*** Excerpted data

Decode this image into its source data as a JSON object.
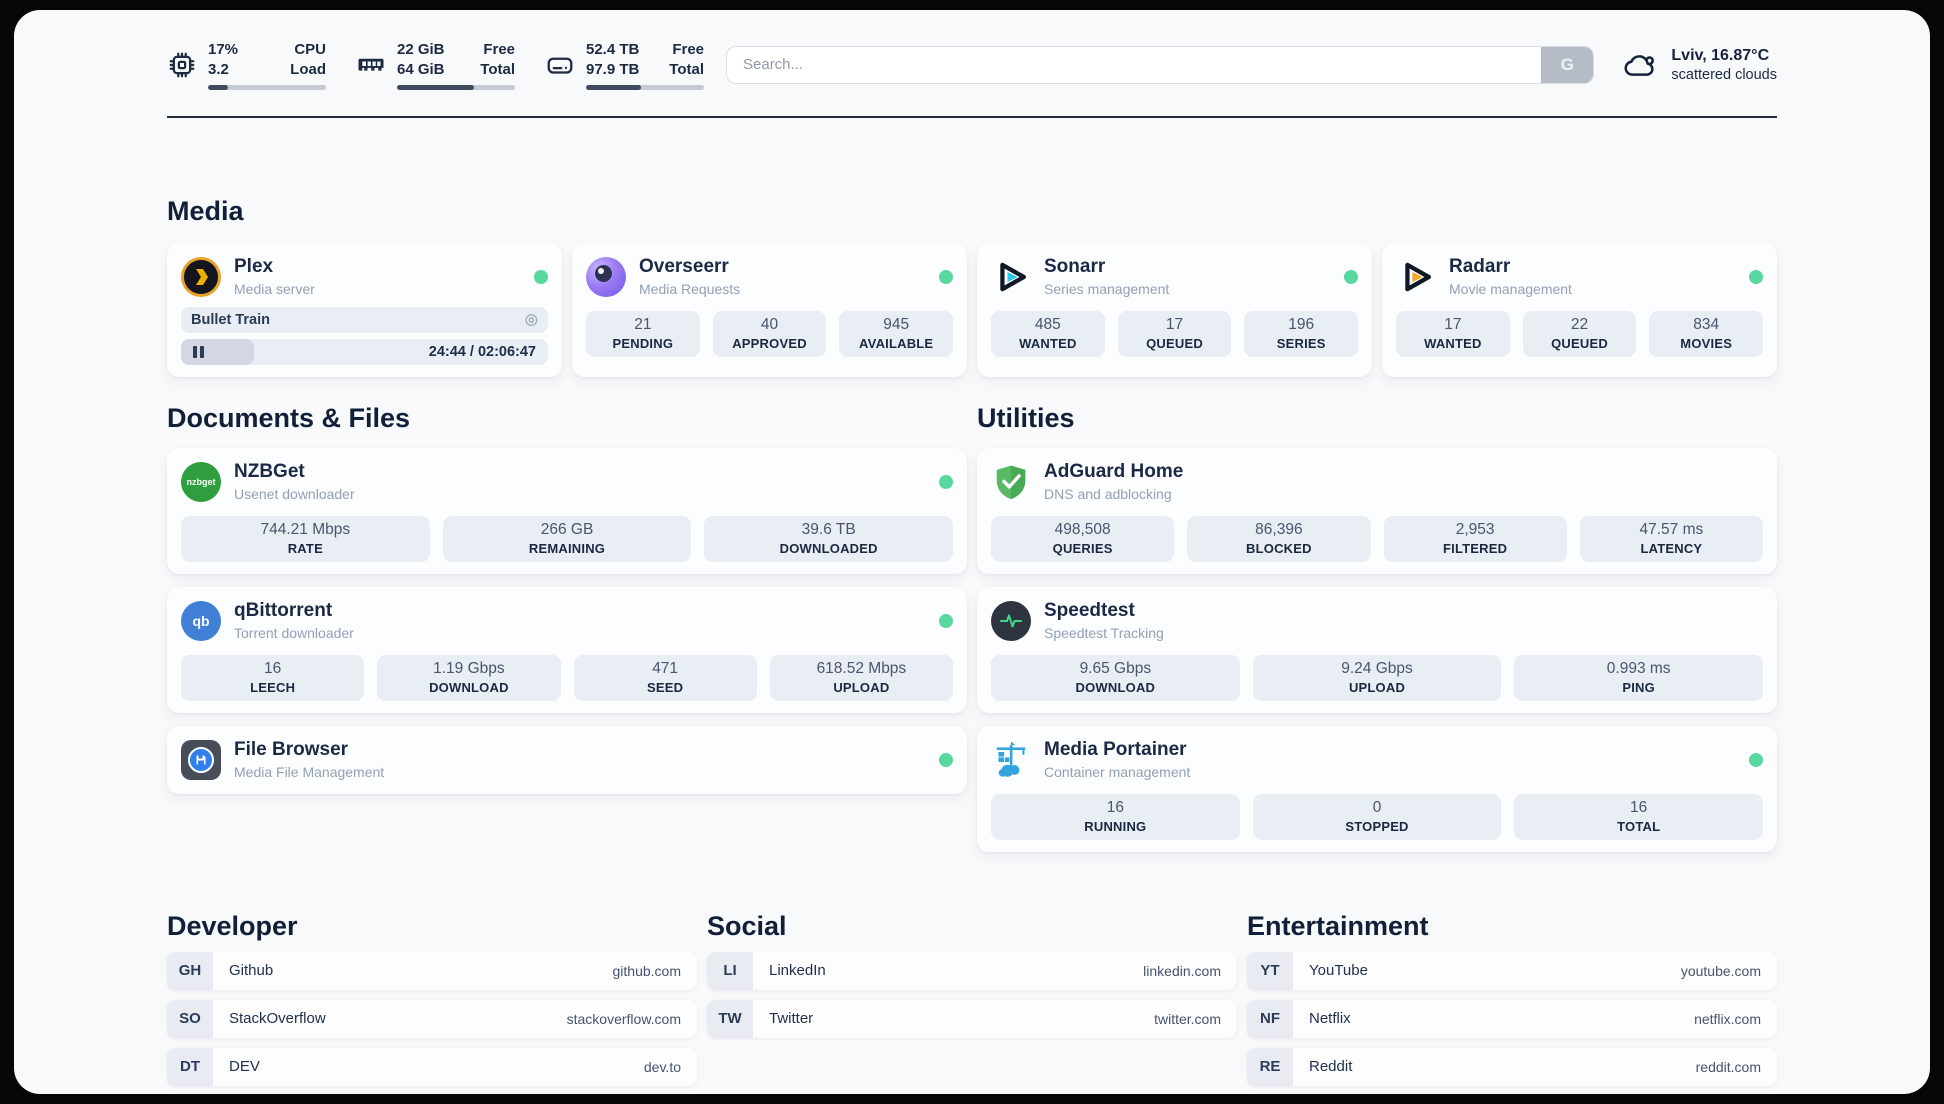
{
  "colors": {
    "status_green": "#58d89e",
    "bar_fill": "#3e4a5d",
    "plex_yellow": "#ebaf00",
    "plex_ring": "#e8a22a",
    "overseerr_purple": "#8b6cf0",
    "sonarr_cyan": "#29c5ea",
    "radarr_amber": "#f5a623",
    "nzbget_green": "#2e9e3f",
    "qbittorrent_blue": "#3f7fd6",
    "adguard_green": "#5cb85c",
    "speedtest_pulse": "#3ddc84",
    "filebrowser_blue": "#2f80ed",
    "portainer_blue": "#34a3dd"
  },
  "header": {
    "cpu": {
      "value1": "17%",
      "value2": "3.2",
      "label1": "CPU",
      "label2": "Load",
      "progress": 17
    },
    "memory": {
      "value1": "22 GiB",
      "value2": "64 GiB",
      "label1": "Free",
      "label2": "Total",
      "progress": 65
    },
    "disk": {
      "value1": "52.4 TB",
      "value2": "97.9 TB",
      "label1": "Free",
      "label2": "Total",
      "progress": 47
    },
    "search": {
      "placeholder": "Search...",
      "button_label": "G"
    },
    "weather": {
      "location_temp": "Lviv, 16.87°C",
      "condition": "scattered clouds"
    }
  },
  "sections": {
    "media": {
      "title": "Media",
      "plex": {
        "title": "Plex",
        "subtitle": "Media server",
        "now_playing": "Bullet Train",
        "session_icon": "◎",
        "time": "24:44 / 02:06:47",
        "progress": 20
      },
      "overseerr": {
        "title": "Overseerr",
        "subtitle": "Media Requests",
        "stats": [
          {
            "value": "21",
            "label": "PENDING"
          },
          {
            "value": "40",
            "label": "APPROVED"
          },
          {
            "value": "945",
            "label": "AVAILABLE"
          }
        ]
      },
      "sonarr": {
        "title": "Sonarr",
        "subtitle": "Series management",
        "stats": [
          {
            "value": "485",
            "label": "WANTED"
          },
          {
            "value": "17",
            "label": "QUEUED"
          },
          {
            "value": "196",
            "label": "SERIES"
          }
        ]
      },
      "radarr": {
        "title": "Radarr",
        "subtitle": "Movie management",
        "stats": [
          {
            "value": "17",
            "label": "WANTED"
          },
          {
            "value": "22",
            "label": "QUEUED"
          },
          {
            "value": "834",
            "label": "MOVIES"
          }
        ]
      }
    },
    "documents": {
      "title": "Documents & Files",
      "nzbget": {
        "title": "NZBGet",
        "subtitle": "Usenet downloader",
        "icon_text": "nzbget",
        "stats": [
          {
            "value": "744.21 Mbps",
            "label": "RATE"
          },
          {
            "value": "266 GB",
            "label": "REMAINING"
          },
          {
            "value": "39.6 TB",
            "label": "DOWNLOADED"
          }
        ]
      },
      "qbittorrent": {
        "title": "qBittorrent",
        "subtitle": "Torrent downloader",
        "icon_text": "qb",
        "stats": [
          {
            "value": "16",
            "label": "LEECH"
          },
          {
            "value": "1.19 Gbps",
            "label": "DOWNLOAD"
          },
          {
            "value": "471",
            "label": "SEED"
          },
          {
            "value": "618.52 Mbps",
            "label": "UPLOAD"
          }
        ]
      },
      "filebrowser": {
        "title": "File Browser",
        "subtitle": "Media File Management"
      }
    },
    "utilities": {
      "title": "Utilities",
      "adguard": {
        "title": "AdGuard Home",
        "subtitle": "DNS and adblocking",
        "stats": [
          {
            "value": "498,508",
            "label": "QUERIES"
          },
          {
            "value": "86,396",
            "label": "BLOCKED"
          },
          {
            "value": "2,953",
            "label": "FILTERED"
          },
          {
            "value": "47.57 ms",
            "label": "LATENCY"
          }
        ]
      },
      "speedtest": {
        "title": "Speedtest",
        "subtitle": "Speedtest Tracking",
        "stats": [
          {
            "value": "9.65 Gbps",
            "label": "DOWNLOAD"
          },
          {
            "value": "9.24 Gbps",
            "label": "UPLOAD"
          },
          {
            "value": "0.993 ms",
            "label": "PING"
          }
        ]
      },
      "portainer": {
        "title": "Media Portainer",
        "subtitle": "Container management",
        "stats": [
          {
            "value": "16",
            "label": "RUNNING"
          },
          {
            "value": "0",
            "label": "STOPPED"
          },
          {
            "value": "16",
            "label": "TOTAL"
          }
        ]
      }
    },
    "developer": {
      "title": "Developer",
      "links": [
        {
          "abbr": "GH",
          "name": "Github",
          "url": "github.com"
        },
        {
          "abbr": "SO",
          "name": "StackOverflow",
          "url": "stackoverflow.com"
        },
        {
          "abbr": "DT",
          "name": "DEV",
          "url": "dev.to"
        }
      ]
    },
    "social": {
      "title": "Social",
      "links": [
        {
          "abbr": "LI",
          "name": "LinkedIn",
          "url": "linkedin.com"
        },
        {
          "abbr": "TW",
          "name": "Twitter",
          "url": "twitter.com"
        }
      ]
    },
    "entertainment": {
      "title": "Entertainment",
      "links": [
        {
          "abbr": "YT",
          "name": "YouTube",
          "url": "youtube.com"
        },
        {
          "abbr": "NF",
          "name": "Netflix",
          "url": "netflix.com"
        },
        {
          "abbr": "RE",
          "name": "Reddit",
          "url": "reddit.com"
        }
      ]
    }
  }
}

******

**Exercise**
Extract each line holding the word "abbr" from the records.

**Written solution**
          "abbr": "GH",
          "abbr": "SO",
          "abbr": "DT",
          "abbr": "LI",
          "abbr": "TW",
          "abbr": "YT",
          "abbr": "NF",
          "abbr": "RE",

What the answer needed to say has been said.